[MATERIALS PROVIDED]
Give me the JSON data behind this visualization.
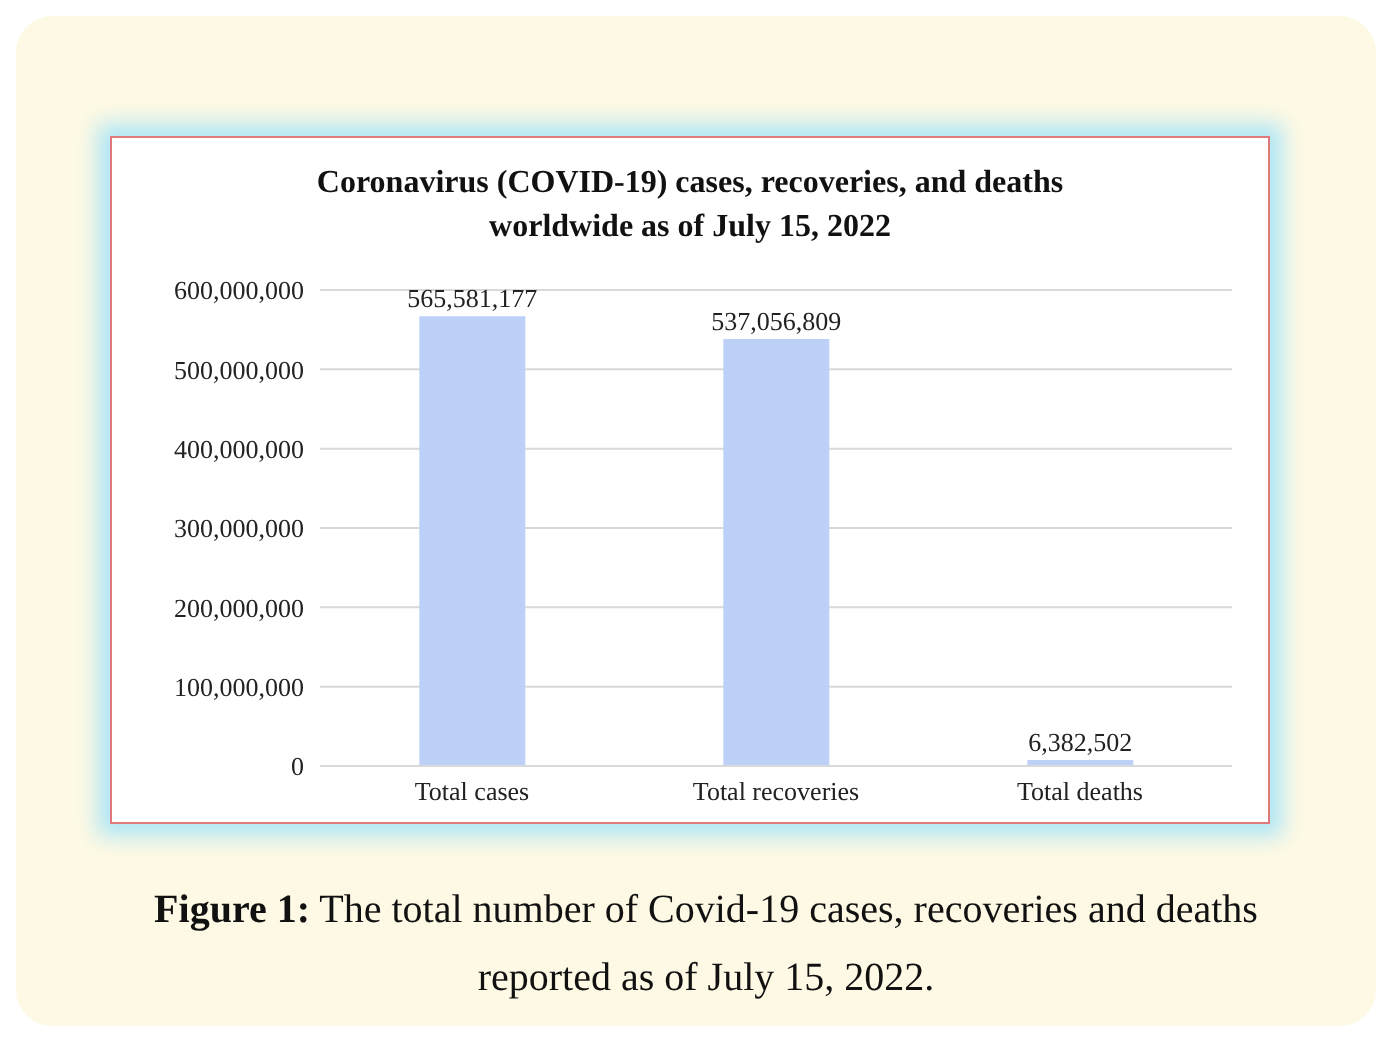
{
  "chart_data": {
    "type": "bar",
    "title": "Coronavirus (COVID-19) cases, recoveries, and deaths worldwide as of July 15, 2022",
    "categories": [
      "Total cases",
      "Total recoveries",
      "Total deaths"
    ],
    "values": [
      565581177,
      537056809,
      6382502
    ],
    "value_labels": [
      "565,581,177",
      "537,056,809",
      "6,382,502"
    ],
    "color": "#bcd0f8",
    "ylim": [
      0,
      600000000
    ],
    "yticks": [
      0,
      {
        "value": 100000000,
        "label": "100,000,000"
      },
      {
        "value": 200000000,
        "label": "200,000,000"
      },
      {
        "value": 300000000,
        "label": "300,000,000"
      },
      {
        "value": 400000000,
        "label": "400,000,000"
      },
      {
        "value": 500000000,
        "label": "500,000,000"
      },
      {
        "value": 600000000,
        "label": "600,000,000"
      }
    ],
    "grid": "y",
    "annotations": [
      "Figure 1: The total number of Covid-19 cases, recoveries and deaths reported as of July 15, 2022."
    ]
  }
}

[TASK TO CARRY OUT] Would you set down every line of the data above exactly, skipping the pictures?

[EXERCISE RESPONSE]
Give me the JSON data behind this visualization.
{
  "chart_data": {
    "type": "bar",
    "title": "Coronavirus (COVID-19) cases, recoveries, and deaths worldwide as of July 15, 2022",
    "categories": [
      "Total cases",
      "Total recoveries",
      "Total deaths"
    ],
    "values": [
      565581177,
      537056809,
      6382502
    ],
    "value_labels": [
      "565,581,177",
      "537,056,809",
      "6,382,502"
    ],
    "color": "#bcd0f8",
    "ylim": [
      0,
      600000000
    ],
    "yticks": [
      0,
      {
        "value": 100000000,
        "label": "100,000,000"
      },
      {
        "value": 200000000,
        "label": "200,000,000"
      },
      {
        "value": 300000000,
        "label": "300,000,000"
      },
      {
        "value": 400000000,
        "label": "400,000,000"
      },
      {
        "value": 500000000,
        "label": "500,000,000"
      },
      {
        "value": 600000000,
        "label": "600,000,000"
      }
    ],
    "grid": "y",
    "annotations": [
      "Figure 1: The total number of Covid-19 cases, recoveries and deaths reported as of July 15, 2022."
    ]
  }
}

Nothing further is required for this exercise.